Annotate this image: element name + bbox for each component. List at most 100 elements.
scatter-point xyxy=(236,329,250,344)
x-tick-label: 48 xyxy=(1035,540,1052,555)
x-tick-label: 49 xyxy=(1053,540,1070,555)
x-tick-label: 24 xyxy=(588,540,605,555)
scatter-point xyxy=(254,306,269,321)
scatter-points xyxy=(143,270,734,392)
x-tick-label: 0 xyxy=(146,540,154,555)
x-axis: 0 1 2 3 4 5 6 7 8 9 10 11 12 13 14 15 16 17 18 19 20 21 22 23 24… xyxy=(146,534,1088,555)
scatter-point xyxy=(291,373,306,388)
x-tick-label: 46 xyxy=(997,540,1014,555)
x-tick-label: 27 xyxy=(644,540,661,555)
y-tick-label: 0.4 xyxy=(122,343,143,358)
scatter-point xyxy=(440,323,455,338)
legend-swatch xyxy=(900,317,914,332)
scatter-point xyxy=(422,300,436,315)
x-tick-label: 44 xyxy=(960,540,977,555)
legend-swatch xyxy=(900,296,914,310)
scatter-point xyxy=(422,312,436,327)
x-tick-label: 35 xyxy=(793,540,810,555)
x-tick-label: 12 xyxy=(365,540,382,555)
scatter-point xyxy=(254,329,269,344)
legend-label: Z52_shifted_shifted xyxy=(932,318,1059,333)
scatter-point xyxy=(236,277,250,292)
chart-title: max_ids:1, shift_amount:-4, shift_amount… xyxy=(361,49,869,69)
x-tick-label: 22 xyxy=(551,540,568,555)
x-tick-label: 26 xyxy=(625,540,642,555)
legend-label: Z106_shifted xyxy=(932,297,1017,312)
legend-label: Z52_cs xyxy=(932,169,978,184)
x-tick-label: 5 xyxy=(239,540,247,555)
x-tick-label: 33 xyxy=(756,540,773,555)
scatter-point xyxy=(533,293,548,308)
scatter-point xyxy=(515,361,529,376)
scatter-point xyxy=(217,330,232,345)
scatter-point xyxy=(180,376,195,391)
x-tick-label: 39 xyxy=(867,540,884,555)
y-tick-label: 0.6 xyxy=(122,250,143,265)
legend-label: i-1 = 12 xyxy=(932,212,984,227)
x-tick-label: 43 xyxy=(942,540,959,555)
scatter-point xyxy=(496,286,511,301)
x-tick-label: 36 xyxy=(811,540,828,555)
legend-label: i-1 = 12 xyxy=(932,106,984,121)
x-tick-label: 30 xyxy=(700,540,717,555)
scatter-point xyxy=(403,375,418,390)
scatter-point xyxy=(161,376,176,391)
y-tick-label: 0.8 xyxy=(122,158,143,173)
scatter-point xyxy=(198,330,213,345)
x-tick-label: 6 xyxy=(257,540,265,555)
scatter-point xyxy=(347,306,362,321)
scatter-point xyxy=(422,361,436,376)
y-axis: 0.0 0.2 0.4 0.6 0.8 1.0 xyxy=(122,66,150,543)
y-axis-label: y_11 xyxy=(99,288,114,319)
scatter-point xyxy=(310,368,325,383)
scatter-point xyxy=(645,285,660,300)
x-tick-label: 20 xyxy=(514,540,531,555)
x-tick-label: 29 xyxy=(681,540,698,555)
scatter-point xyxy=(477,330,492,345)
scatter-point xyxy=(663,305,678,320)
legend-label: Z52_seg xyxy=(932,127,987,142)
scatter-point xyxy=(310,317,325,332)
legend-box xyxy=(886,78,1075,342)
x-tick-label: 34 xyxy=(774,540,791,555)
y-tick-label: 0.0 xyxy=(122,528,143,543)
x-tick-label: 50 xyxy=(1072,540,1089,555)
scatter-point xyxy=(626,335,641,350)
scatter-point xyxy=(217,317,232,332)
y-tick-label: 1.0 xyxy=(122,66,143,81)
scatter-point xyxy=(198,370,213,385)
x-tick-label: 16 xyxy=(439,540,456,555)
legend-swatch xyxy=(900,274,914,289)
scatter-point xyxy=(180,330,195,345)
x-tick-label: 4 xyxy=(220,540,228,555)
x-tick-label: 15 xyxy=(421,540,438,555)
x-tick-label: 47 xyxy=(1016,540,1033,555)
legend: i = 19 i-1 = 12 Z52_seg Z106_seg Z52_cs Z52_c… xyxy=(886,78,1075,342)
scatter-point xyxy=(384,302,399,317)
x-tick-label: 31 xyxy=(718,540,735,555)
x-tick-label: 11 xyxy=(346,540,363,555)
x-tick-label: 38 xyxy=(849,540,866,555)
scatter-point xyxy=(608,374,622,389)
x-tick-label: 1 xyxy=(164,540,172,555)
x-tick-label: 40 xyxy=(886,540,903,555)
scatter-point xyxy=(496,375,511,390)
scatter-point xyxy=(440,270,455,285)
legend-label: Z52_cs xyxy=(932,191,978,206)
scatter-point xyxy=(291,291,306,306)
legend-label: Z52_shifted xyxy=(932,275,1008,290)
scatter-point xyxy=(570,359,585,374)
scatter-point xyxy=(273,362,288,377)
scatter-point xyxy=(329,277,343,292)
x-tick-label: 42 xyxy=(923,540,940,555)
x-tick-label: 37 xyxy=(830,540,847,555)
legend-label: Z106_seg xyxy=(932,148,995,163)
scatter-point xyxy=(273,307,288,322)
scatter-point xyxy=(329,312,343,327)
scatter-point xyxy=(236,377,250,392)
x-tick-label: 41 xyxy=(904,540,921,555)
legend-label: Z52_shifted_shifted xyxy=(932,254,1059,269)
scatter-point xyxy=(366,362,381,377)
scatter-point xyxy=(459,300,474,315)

· · ·

*PROBLEM DETAILS:*
Tally the lines in the records above that contain the string "axis", with uppercase and lowercase letters counted as different, and give only the number.

*RESPONSE TO THE EXERCISE:*
3